EXERCISE OBJECTIVE => Give the entries back exactly, dropping each image.

MATERIAL SUPPLIED =>
· · ·

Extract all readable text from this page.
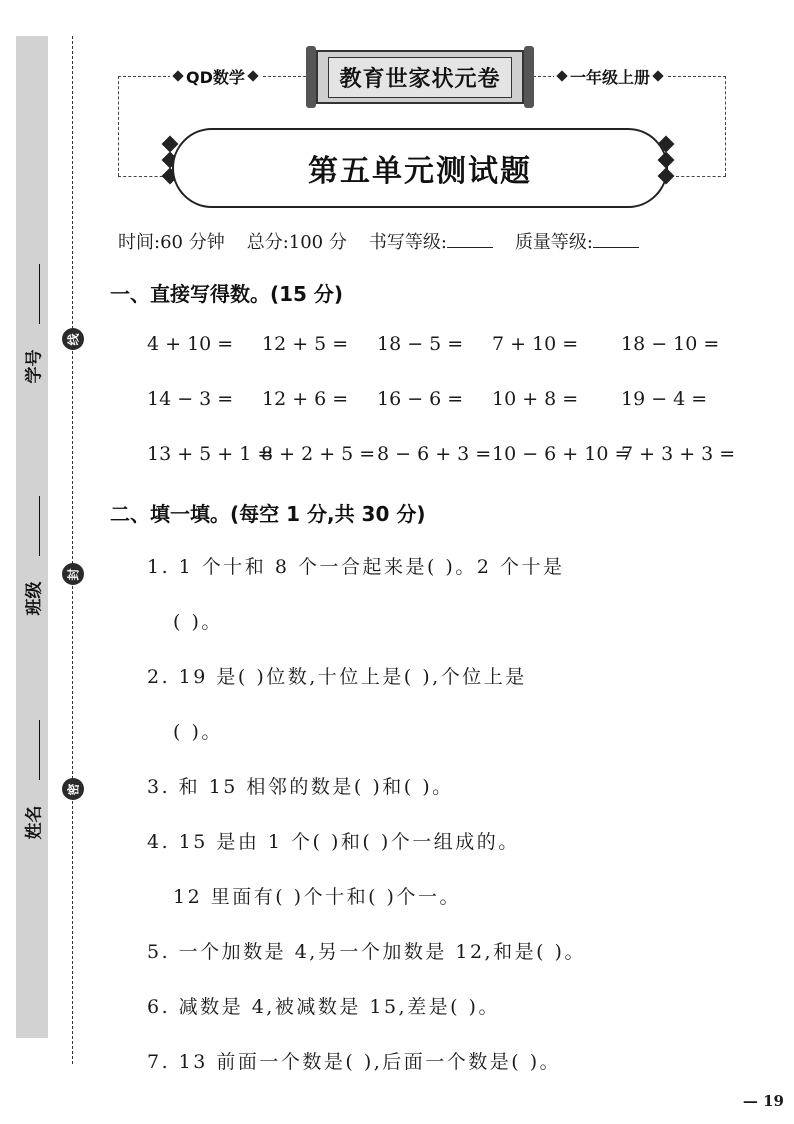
学号
班级
姓名
线
封
密
QD数学	一年级上册
教育世家状元卷
第五单元测试题
时间:60 分钟 总分:100 分 书写等级:	质量等级:
一、直接写得数。(15 分)
4 + 10 = 12 + 5 = 18 − 5 = 7 + 10 = 18 − 10 =
14 − 3 = 12 + 6 = 16 − 6 = 10 + 8 = 19 − 4 =
13 + 5 + 1 =
8 + 2 + 5 = 8 − 6 + 3 = 10 − 6 + 10 =
7 + 3 + 3 =
二、填一填。(每空 1 分,共 30 分)
1. 1 个十和 8 个一合起来是( )。2 个十是
( )。
2. 19 是( )位数,十位上是( ),个位上是
( )。
3. 和 15 相邻的数是( )和( )。
4. 15 是由 1 个( )和( )个一组成的。
12 里面有( )个十和( )个一。
5. 一个加数是 4,另一个加数是 12,和是( )。
6. 减数是 4,被减数是 15,差是( )。
7. 13 前面一个数是( ),后面一个数是( )。
— 19
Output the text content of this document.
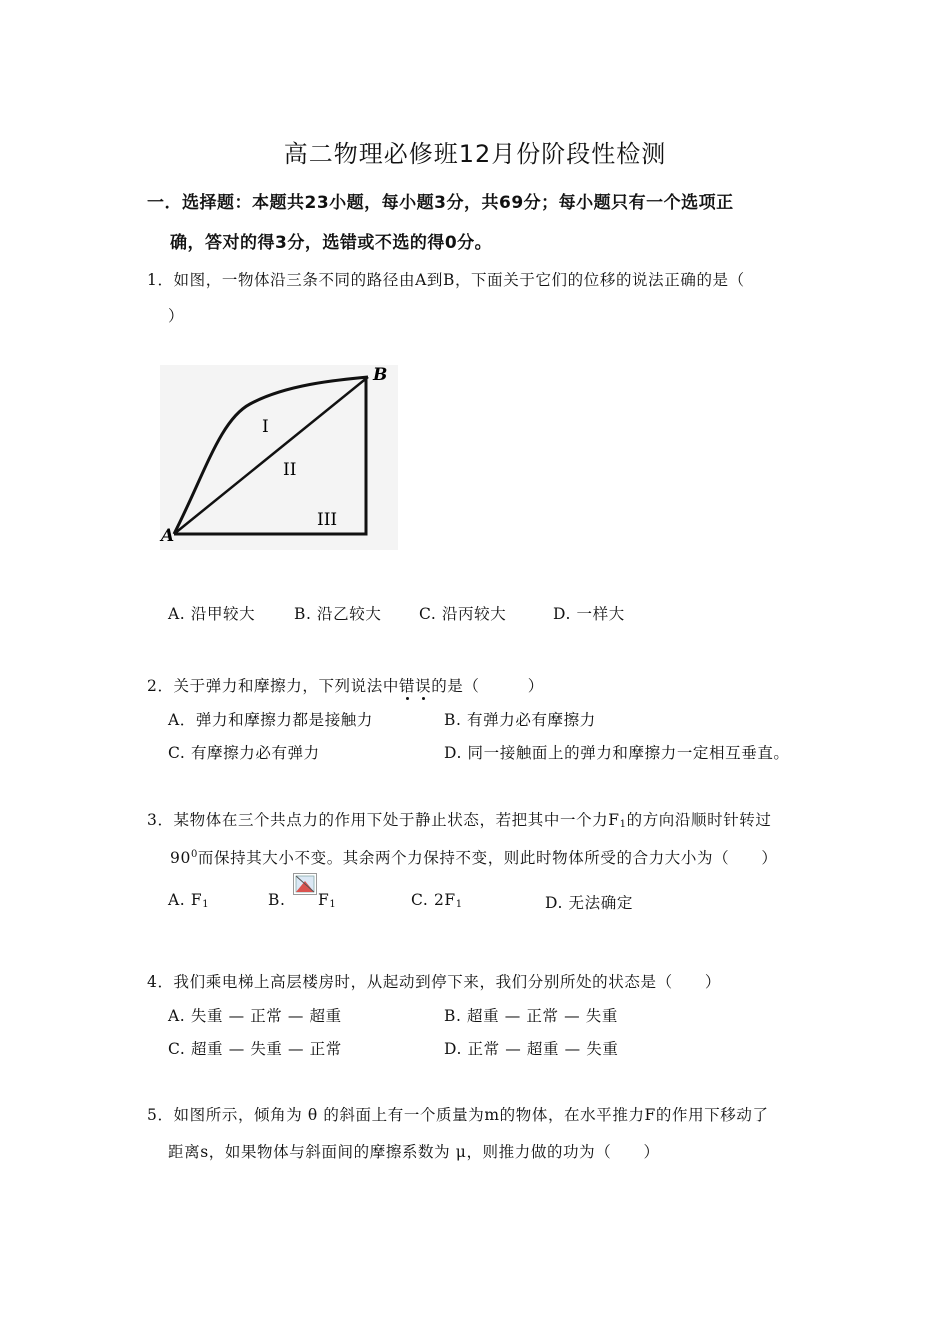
高二物理必修班12月份阶段性检测
一．选择题：本题共23小题，每小题3分，共69分；每小题只有一个选项正
确，答对的得3分，选错或不选的得0分。
1．如图，一物体沿三条不同的路径由A到B，下面关于它们的位移的说法正确的是（
）
A
B
I
II
III
A. 沿甲较大	B. 沿乙较大 C. 沿丙较大	D. 一样大
2．关于弹力和摩擦力，下列说法中错误的是（　　　）
A．弹力和摩擦力都是接触力	B. 有弹力必有摩擦力
C. 有摩擦力必有弹力	D. 同一接触面上的弹力和摩擦力一定相互垂直。
3．某物体在三个共点力的作用下处于静止状态，若把其中一个力$F_1$的方向沿顺时针转过
$90^0$而保持其大小不变。其余两个力保持不变，则此时物体所受的合力大小为（　　）
A. $F_1$	B. $F_1$	C. $2F_1$	D. 无法确定
4．我们乘电梯上高层楼房时，从起动到停下来，我们分别所处的状态是（　　）
A. 失重 — 正常 — 超重	B. 超重 — 正常 — 失重
C. 超重 — 失重 — 正常	D. 正常 — 超重 — 失重
5．如图所示，倾角为 θ 的斜面上有一个质量为m的物体，在水平推力F的作用下移动了
距离s，如果物体与斜面间的摩擦系数为 μ，则推力做的功为（　　）
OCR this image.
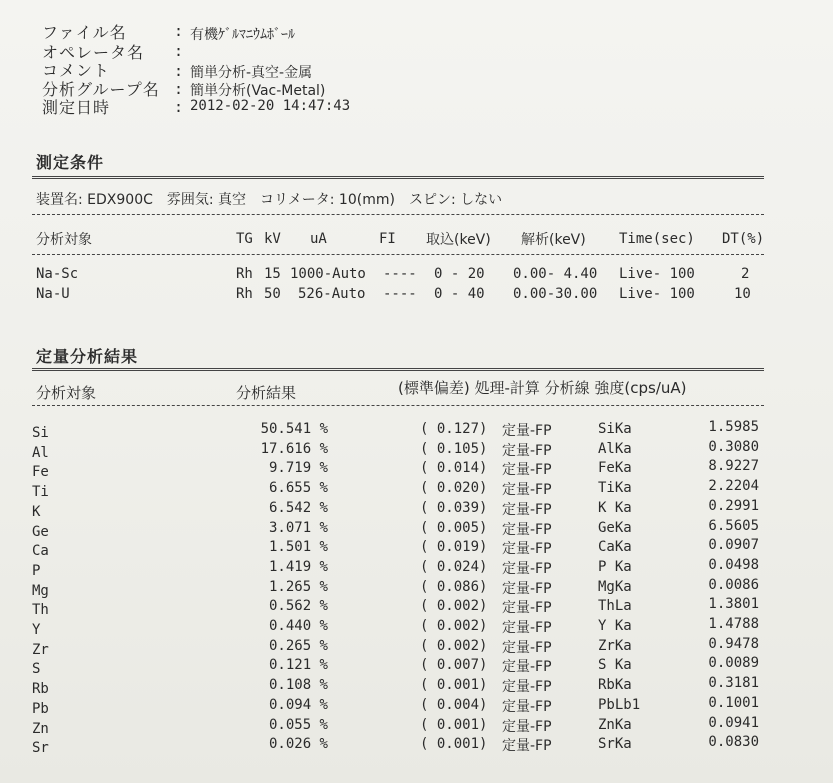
ファイル名	: 有機ｹﾞﾙﾏﾆｳﾑﾎﾞｰﾙ
オペレータ名 :
コメント	: 簡単分析-真空-金属
分析グループ名 : 簡単分析(Vac-Metal)
測定日時	: 2012-02-20 14:47:43
測定条件
装置名: EDX900C　雰囲気: 真空　コリメータ: 10(mm)　スピン: しない
分析対象	TG kV uA	FI 取込(keV) 解析(keV) Time(sec) DT(%)
Na-Sc	Rh 15 1000-Auto ---- 0 - 20 0.00- 4.40 Live- 100	2
Na-U	Rh 50 526-Auto ---- 0 - 40 0.00-30.00 Live- 100	10
定量分析結果
分析対象	分析結果	(標準偏差) 処理-計算 分析線 強度(cps/uA)
Si	50.541 %	( 0.127) 定量-FP	SiKa	1.5985
Al	17.616 %	( 0.105) 定量-FP	AlKa	0.3080
Fe	9.719 %	( 0.014) 定量-FP	FeKa	8.9227
Ti	6.655 %	( 0.020) 定量-FP	TiKa	2.2204
K	6.542 %	( 0.039) 定量-FP	K Ka	0.2991
Ge	3.071 %	( 0.005) 定量-FP	GeKa	6.5605
Ca	1.501 %	( 0.019) 定量-FP	CaKa	0.0907
P	1.419 %	( 0.024) 定量-FP	P Ka	0.0498
Mg	1.265 %	( 0.086) 定量-FP	MgKa	0.0086
Th	0.562 %	( 0.002) 定量-FP	ThLa	1.3801
Y	0.440 %	( 0.002) 定量-FP	Y Ka	1.4788
Zr	0.265 %	( 0.002) 定量-FP	ZrKa	0.9478
S	0.121 %	( 0.007) 定量-FP	S Ka	0.0089
Rb	0.108 %	( 0.001) 定量-FP	RbKa	0.3181
Pb	0.094 %	( 0.004) 定量-FP	PbLb1	0.1001
Zn	0.055 %	( 0.001) 定量-FP	ZnKa	0.0941
Sr	0.026 %	( 0.001) 定量-FP	SrKa	0.0830
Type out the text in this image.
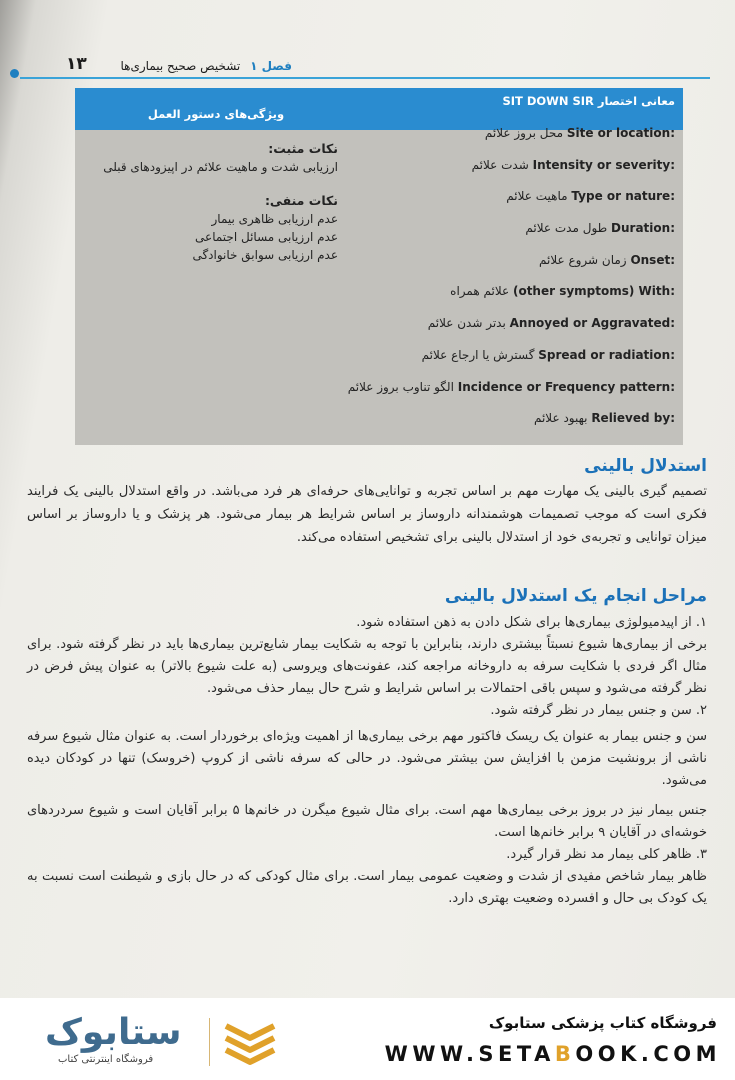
فصل ۱ تشخیص صحیح بیماری‌ها
۱۳
معانی اختصار SIT DOWN SIR
ویژگی‌های دستور العمل
Site or location: محل بروز علائم
Intensity or severity: شدت علائم
Type or nature: ماهیت علائم
Duration: طول مدت علائم
Onset: زمان شروع علائم
(other symptoms) With: علائم همراه
Annoyed or Aggravated: بدتر شدن علائم
Spread or radiation: گسترش یا ارجاع علائم
Incidence or Frequency pattern: الگو تناوب بروز علائم
Relieved by: بهبود علائم
نکات مثبت:
ارزیابی شدت و ماهیت علائم در اپیزودهای قبلی
نکات منفی:
عدم ارزیابی ظاهری بیمار
عدم ارزیابی مسائل اجتماعی
عدم ارزیابی سوابق خانوادگی
استدلال بالینی
تصمیم گیری بالینی یک مهارت مهم بر اساس تجربه و توانایی‌های حرفه‌ای هر فرد می‌باشد. در واقع استدلال بالینی یک فرایند فکری است که موجب تصمیمات هوشمندانه داروساز بر اساس شرایط هر بیمار می‌شود. هر پزشک و یا داروساز بر اساس میزان توانایی و تجربه‌ی خود از استدلال بالینی برای تشخیص استفاده می‌کند.
مراحل انجام یک استدلال بالینی
۱. از اپیدمیولوژی بیماری‌ها برای شکل دادن به ذهن استفاده شود.
برخی از بیماری‌ها شیوع نسبتاً بیشتری دارند، بنابراین با توجه به شکایت بیمار شایع‌ترین بیماری‌ها باید در نظر گرفته شود. برای مثال اگر فردی با شکایت سرفه به داروخانه مراجعه کند، عفونت‌های ویروسی (به علت شیوع بالاتر) به عنوان پیش فرض در نظر گرفته می‌شود و سپس باقی احتمالات بر اساس شرایط و شرح حال بیمار حذف می‌شود.
۲. سن و جنس بیمار در نظر گرفته شود.
سن و جنس بیمار به عنوان یک ریسک فاکتور مهم برخی بیماری‌ها از اهمیت ویژه‌ای برخوردار است. به عنوان مثال شیوع سرفه ناشی از برونشیت مزمن با افزایش سن بیشتر می‌شود. در حالی که سرفه ناشی از کروپ (خروسک) تنها در کودکان دیده می‌شود.
جنس بیمار نیز در بروز برخی بیماری‌ها مهم است. برای مثال شیوع میگرن در خانم‌ها ۵ برابر آقایان است و شیوع سردردهای خوشه‌ای در آقایان ۹ برابر خانم‌ها است.
۳. ظاهر کلی بیمار مد نظر قرار گیرد.
ظاهر بیمار شاخص مفیدی از شدت و وضعیت عمومی بیمار است. برای مثال کودکی که در حال بازی و شیطنت است نسبت به یک کودک بی حال و افسرده وضعیت بهتری دارد.
فروشگاه کتاب پزشکی ستابوک
WWW.SETABOOK.COM
ستابوک
فروشگاه اینترنتی کتاب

· · ·

TASK OUTPUT =>
Extract all readable text from this page.
学号
班级
姓名
线
封
密
QD数学	一年级上册
教育世家状元卷
第五单元测试题
时间:60 分钟 总分:100 分 书写等级:	质量等级:
一、直接写得数。(15 分)
4 + 10 = 12 + 5 = 18 − 5 = 7 + 10 = 18 − 10 =
14 − 3 = 12 + 6 = 16 − 6 = 10 + 8 = 19 − 4 =
13 + 5 + 1 =
8 + 2 + 5 = 8 − 6 + 3 = 10 − 6 + 10 =
7 + 3 + 3 =
二、填一填。(每空 1 分,共 30 分)
1. 1 个十和 8 个一合起来是( )。2 个十是
( )。
2. 19 是( )位数,十位上是( ),个位上是
( )。
3. 和 15 相邻的数是( )和( )。
4. 15 是由 1 个( )和( )个一组成的。
12 里面有( )个十和( )个一。
5. 一个加数是 4,另一个加数是 12,和是( )。
6. 减数是 4,被减数是 15,差是( )。
7. 13 前面一个数是( ),后面一个数是( )。
— 19
Output the text content of this document.
高二物理必修班12月份阶段性检测
一．选择题：本题共23小题，每小题3分，共69分；每小题只有一个选项正
确，答对的得3分，选错或不选的得0分。
1．如图，一物体沿三条不同的路径由A到B，下面关于它们的位移的说法正确的是（
）
A
B
I
II
III
A. 沿甲较大	B. 沿乙较大 C. 沿丙较大	D. 一样大
2．关于弹力和摩擦力，下列说法中错误的是（　　　）
A．弹力和摩擦力都是接触力	B. 有弹力必有摩擦力
C. 有摩擦力必有弹力	D. 同一接触面上的弹力和摩擦力一定相互垂直。
3．某物体在三个共点力的作用下处于静止状态，若把其中一个力$F_1$的方向沿顺时针转过
$90^0$而保持其大小不变。其余两个力保持不变，则此时物体所受的合力大小为（　　）
A. $F_1$	B. $F_1$	C. $2F_1$	D. 无法确定
4．我们乘电梯上高层楼房时，从起动到停下来，我们分别所处的状态是（　　）
A. 失重 — 正常 — 超重	B. 超重 — 正常 — 失重
C. 超重 — 失重 — 正常	D. 正常 — 超重 — 失重
5．如图所示，倾角为 θ 的斜面上有一个质量为m的物体，在水平推力F的作用下移动了
距离s，如果物体与斜面间的摩擦系数为 μ，则推力做的功为（　　）
OCR this image.
ファイル名	: 有機ｹﾞﾙﾏﾆｳﾑﾎﾞｰﾙ
オペレータ名 :
コメント	: 簡単分析-真空-金属
分析グループ名 : 簡単分析(Vac-Metal)
測定日時	: 2012-02-20 14:47:43
測定条件
装置名: EDX900C　雰囲気: 真空　コリメータ: 10(mm)　スピン: しない
分析対象	TG kV uA	FI 取込(keV) 解析(keV) Time(sec) DT(%)
Na-Sc	Rh 15 1000-Auto ---- 0 - 20 0.00- 4.40 Live- 100	2
Na-U	Rh 50 526-Auto ---- 0 - 40 0.00-30.00 Live- 100	10
定量分析結果
分析対象	分析結果	(標準偏差) 処理-計算 分析線 強度(cps/uA)
Si	50.541 %	( 0.127) 定量-FP	SiKa	1.5985
Al	17.616 %	( 0.105) 定量-FP	AlKa	0.3080
Fe	9.719 %	( 0.014) 定量-FP	FeKa	8.9227
Ti	6.655 %	( 0.020) 定量-FP	TiKa	2.2204
K	6.542 %	( 0.039) 定量-FP	K Ka	0.2991
Ge	3.071 %	( 0.005) 定量-FP	GeKa	6.5605
Ca	1.501 %	( 0.019) 定量-FP	CaKa	0.0907
P	1.419 %	( 0.024) 定量-FP	P Ka	0.0498
Mg	1.265 %	( 0.086) 定量-FP	MgKa	0.0086
Th	0.562 %	( 0.002) 定量-FP	ThLa	1.3801
Y	0.440 %	( 0.002) 定量-FP	Y Ka	1.4788
Zr	0.265 %	( 0.002) 定量-FP	ZrKa	0.9478
S	0.121 %	( 0.007) 定量-FP	S Ka	0.0089
Rb	0.108 %	( 0.001) 定量-FP	RbKa	0.3181
Pb	0.094 %	( 0.004) 定量-FP	PbLb1	0.1001
Zn	0.055 %	( 0.001) 定量-FP	ZnKa	0.0941
Sr	0.026 %	( 0.001) 定量-FP	SrKa	0.0830
Type out the text in this image.
فصل ۱ تشخیص صحیح بیماری‌ها
۱۳
معانی اختصار SIT DOWN SIR
ویژگی‌های دستور العمل
Site or location: محل بروز علائم
Intensity or severity: شدت علائم
Type or nature: ماهیت علائم
Duration: طول مدت علائم
Onset: زمان شروع علائم
(other symptoms) With: علائم همراه
Annoyed or Aggravated: بدتر شدن علائم
Spread or radiation: گسترش یا ارجاع علائم
Incidence or Frequency pattern: الگو تناوب بروز علائم
Relieved by: بهبود علائم
نکات مثبت:
ارزیابی شدت و ماهیت علائم در اپیزودهای قبلی
نکات منفی:
عدم ارزیابی ظاهری بیمار
عدم ارزیابی مسائل اجتماعی
عدم ارزیابی سوابق خانوادگی
استدلال بالینی
تصمیم گیری بالینی یک مهارت مهم بر اساس تجربه و توانایی‌های حرفه‌ای هر فرد می‌باشد. در واقع استدلال بالینی یک فرایند فکری است که موجب تصمیمات هوشمندانه داروساز بر اساس شرایط هر بیمار می‌شود. هر پزشک و یا داروساز بر اساس میزان توانایی و تجربه‌ی خود از استدلال بالینی برای تشخیص استفاده می‌کند.
مراحل انجام یک استدلال بالینی
۱. از اپیدمیولوژی بیماری‌ها برای شکل دادن به ذهن استفاده شود.
برخی از بیماری‌ها شیوع نسبتاً بیشتری دارند، بنابراین با توجه به شکایت بیمار شایع‌ترین بیماری‌ها باید در نظر گرفته شود. برای مثال اگر فردی با شکایت سرفه به داروخانه مراجعه کند، عفونت‌های ویروسی (به علت شیوع بالاتر) به عنوان پیش فرض در نظر گرفته می‌شود و سپس باقی احتمالات بر اساس شرایط و شرح حال بیمار حذف می‌شود.
۲. سن و جنس بیمار در نظر گرفته شود.
سن و جنس بیمار به عنوان یک ریسک فاکتور مهم برخی بیماری‌ها از اهمیت ویژه‌ای برخوردار است. به عنوان مثال شیوع سرفه ناشی از برونشیت مزمن با افزایش سن بیشتر می‌شود. در حالی که سرفه ناشی از کروپ (خروسک) تنها در کودکان دیده می‌شود.
جنس بیمار نیز در بروز برخی بیماری‌ها مهم است. برای مثال شیوع میگرن در خانم‌ها ۵ برابر آقایان است و شیوع سردردهای خوشه‌ای در آقایان ۹ برابر خانم‌ها است.
۳. ظاهر کلی بیمار مد نظر قرار گیرد.
ظاهر بیمار شاخص مفیدی از شدت و وضعیت عمومی بیمار است. برای مثال کودکی که در حال بازی و شیطنت است نسبت به یک کودک بی حال و افسرده وضعیت بهتری دارد.
فروشگاه کتاب پزشکی ستابوک
WWW.SETABOOK.COM
ستابوک
فروشگاه اینترنتی کتاب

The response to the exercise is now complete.